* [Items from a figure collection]

^^^^^^^^

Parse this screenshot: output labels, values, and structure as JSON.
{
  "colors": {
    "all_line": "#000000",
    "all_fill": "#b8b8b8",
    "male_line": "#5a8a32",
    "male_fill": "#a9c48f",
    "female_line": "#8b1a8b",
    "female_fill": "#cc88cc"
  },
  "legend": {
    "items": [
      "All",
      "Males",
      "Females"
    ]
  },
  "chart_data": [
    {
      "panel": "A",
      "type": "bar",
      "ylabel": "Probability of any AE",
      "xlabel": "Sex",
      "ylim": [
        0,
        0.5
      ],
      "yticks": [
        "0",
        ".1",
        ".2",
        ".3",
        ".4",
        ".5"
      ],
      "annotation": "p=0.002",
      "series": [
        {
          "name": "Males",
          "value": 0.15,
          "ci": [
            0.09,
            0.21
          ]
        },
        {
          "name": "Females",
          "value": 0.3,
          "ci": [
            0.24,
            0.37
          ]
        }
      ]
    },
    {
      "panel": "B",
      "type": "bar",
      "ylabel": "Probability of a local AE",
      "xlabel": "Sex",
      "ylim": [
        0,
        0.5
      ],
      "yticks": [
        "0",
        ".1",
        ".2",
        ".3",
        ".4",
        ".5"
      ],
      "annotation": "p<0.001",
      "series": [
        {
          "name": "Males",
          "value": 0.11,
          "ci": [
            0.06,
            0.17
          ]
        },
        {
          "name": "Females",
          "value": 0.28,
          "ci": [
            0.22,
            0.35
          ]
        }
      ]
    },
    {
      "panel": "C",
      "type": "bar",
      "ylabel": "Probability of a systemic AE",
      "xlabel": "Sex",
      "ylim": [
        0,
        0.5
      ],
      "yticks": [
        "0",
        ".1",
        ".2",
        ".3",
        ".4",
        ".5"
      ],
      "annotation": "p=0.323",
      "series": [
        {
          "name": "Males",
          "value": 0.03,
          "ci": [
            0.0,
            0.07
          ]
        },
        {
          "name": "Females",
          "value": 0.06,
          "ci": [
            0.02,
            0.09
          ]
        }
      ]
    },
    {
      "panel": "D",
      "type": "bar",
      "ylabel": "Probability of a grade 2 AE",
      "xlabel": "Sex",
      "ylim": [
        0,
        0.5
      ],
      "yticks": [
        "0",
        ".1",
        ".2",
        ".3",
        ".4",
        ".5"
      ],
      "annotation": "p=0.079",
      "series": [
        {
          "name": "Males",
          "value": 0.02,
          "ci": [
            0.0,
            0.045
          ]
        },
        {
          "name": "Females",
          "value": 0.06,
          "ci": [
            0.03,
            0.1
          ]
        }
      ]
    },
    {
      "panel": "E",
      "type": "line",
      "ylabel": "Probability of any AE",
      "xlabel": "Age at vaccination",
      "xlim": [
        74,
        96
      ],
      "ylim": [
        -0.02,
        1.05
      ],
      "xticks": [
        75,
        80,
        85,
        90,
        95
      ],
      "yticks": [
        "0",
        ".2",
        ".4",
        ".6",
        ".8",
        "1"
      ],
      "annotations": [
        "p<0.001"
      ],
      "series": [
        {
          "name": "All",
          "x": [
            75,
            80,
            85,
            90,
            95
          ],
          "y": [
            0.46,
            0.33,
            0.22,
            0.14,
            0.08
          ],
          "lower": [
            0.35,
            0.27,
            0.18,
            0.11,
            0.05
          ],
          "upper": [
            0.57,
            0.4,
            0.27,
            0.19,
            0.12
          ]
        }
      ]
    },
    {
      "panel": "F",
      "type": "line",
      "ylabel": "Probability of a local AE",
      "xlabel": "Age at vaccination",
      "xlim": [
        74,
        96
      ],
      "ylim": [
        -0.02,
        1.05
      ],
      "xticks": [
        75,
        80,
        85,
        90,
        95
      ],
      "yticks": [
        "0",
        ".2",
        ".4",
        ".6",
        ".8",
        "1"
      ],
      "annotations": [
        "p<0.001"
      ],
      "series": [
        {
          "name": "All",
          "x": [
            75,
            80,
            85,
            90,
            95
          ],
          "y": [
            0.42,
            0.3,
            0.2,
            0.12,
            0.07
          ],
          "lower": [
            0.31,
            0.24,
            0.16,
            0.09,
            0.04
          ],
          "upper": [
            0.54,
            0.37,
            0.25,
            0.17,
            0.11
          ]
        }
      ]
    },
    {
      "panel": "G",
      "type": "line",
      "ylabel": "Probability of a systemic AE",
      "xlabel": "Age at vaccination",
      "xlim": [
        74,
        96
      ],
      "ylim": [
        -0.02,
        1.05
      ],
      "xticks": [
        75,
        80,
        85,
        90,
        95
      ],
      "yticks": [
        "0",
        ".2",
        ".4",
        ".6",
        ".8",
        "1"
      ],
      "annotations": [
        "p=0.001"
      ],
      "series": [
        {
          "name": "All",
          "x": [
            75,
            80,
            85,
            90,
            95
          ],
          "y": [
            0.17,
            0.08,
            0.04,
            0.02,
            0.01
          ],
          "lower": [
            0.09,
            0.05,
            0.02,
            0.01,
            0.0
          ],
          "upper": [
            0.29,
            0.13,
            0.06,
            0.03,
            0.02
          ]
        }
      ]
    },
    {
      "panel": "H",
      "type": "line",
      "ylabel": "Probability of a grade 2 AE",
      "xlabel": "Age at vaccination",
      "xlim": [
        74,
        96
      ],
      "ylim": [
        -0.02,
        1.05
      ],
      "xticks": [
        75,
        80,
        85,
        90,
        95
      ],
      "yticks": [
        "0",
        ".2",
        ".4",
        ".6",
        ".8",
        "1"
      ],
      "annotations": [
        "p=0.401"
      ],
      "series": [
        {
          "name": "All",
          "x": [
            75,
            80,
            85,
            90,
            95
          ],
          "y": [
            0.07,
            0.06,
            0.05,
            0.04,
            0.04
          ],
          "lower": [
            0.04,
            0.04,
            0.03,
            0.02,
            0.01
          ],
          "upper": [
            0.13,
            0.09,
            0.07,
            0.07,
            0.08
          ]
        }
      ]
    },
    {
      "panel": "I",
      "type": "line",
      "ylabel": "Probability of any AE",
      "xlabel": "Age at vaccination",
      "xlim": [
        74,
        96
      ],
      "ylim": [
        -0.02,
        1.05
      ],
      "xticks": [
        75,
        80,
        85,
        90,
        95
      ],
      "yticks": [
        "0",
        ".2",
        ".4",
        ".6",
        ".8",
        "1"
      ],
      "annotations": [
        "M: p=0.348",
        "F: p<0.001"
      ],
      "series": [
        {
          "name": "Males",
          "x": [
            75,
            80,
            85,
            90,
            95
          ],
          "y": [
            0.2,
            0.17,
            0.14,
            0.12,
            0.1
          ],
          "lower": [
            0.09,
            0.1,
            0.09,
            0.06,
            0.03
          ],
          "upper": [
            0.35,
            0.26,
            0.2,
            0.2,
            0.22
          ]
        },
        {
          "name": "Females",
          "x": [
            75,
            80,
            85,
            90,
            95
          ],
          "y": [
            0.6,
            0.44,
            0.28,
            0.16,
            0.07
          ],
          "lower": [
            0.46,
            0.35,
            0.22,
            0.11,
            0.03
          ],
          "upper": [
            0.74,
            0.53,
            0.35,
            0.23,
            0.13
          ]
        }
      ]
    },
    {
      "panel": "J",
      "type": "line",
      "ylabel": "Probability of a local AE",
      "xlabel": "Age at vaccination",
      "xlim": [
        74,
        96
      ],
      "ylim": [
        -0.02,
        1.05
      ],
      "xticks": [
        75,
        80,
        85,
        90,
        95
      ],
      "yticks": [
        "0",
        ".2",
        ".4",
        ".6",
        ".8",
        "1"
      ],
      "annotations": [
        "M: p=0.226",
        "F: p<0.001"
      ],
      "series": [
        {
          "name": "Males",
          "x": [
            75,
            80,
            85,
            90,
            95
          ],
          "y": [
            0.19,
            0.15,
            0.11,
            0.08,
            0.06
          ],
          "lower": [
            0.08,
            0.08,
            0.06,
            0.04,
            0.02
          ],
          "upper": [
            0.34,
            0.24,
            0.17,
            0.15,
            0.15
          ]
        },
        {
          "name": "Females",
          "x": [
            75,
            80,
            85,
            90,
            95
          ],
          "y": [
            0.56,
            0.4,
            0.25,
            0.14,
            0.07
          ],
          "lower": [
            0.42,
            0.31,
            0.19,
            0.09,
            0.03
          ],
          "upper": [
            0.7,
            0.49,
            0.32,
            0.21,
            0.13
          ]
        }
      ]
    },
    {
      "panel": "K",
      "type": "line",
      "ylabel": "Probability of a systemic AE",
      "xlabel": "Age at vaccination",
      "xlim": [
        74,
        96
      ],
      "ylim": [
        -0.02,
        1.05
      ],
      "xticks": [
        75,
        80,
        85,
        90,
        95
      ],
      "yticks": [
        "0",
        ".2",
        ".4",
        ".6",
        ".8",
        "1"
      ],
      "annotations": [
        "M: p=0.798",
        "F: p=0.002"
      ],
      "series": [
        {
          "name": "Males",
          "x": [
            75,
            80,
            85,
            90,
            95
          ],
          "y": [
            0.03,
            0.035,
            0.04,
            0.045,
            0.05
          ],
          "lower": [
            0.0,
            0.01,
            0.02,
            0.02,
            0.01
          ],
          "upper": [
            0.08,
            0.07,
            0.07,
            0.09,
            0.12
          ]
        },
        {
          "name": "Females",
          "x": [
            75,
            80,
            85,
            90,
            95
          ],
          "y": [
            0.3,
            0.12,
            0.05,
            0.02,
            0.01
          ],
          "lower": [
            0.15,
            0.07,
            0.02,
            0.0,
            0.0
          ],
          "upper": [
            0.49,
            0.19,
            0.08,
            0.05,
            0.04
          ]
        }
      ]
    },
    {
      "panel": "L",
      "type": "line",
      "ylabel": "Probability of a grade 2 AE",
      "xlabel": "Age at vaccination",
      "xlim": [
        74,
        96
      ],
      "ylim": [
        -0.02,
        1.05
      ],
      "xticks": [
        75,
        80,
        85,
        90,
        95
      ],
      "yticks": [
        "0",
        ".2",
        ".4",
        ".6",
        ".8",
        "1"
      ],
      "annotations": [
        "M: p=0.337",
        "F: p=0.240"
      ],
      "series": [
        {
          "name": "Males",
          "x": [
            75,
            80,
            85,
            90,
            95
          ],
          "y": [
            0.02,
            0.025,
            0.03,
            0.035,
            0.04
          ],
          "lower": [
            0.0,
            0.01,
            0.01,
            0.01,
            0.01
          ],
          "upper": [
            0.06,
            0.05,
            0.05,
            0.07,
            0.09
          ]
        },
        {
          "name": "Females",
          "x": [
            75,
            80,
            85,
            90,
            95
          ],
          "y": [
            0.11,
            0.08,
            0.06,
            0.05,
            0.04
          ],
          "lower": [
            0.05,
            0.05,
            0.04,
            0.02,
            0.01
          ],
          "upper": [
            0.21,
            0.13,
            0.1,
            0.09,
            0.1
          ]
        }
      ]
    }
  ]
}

^^^^^^^^

* [TO DO]
Return each line where "panel" shows up.

* [FINAL ANSWER]
      "panel": "A",
      "panel": "B",
      "panel": "C",
      "panel": "D",
      "panel": "E",
      "panel": "F",
      "panel": "G",
      "panel": "H",
      "panel": "I",
      "panel": "J",
      "panel": "K",
      "panel": "L",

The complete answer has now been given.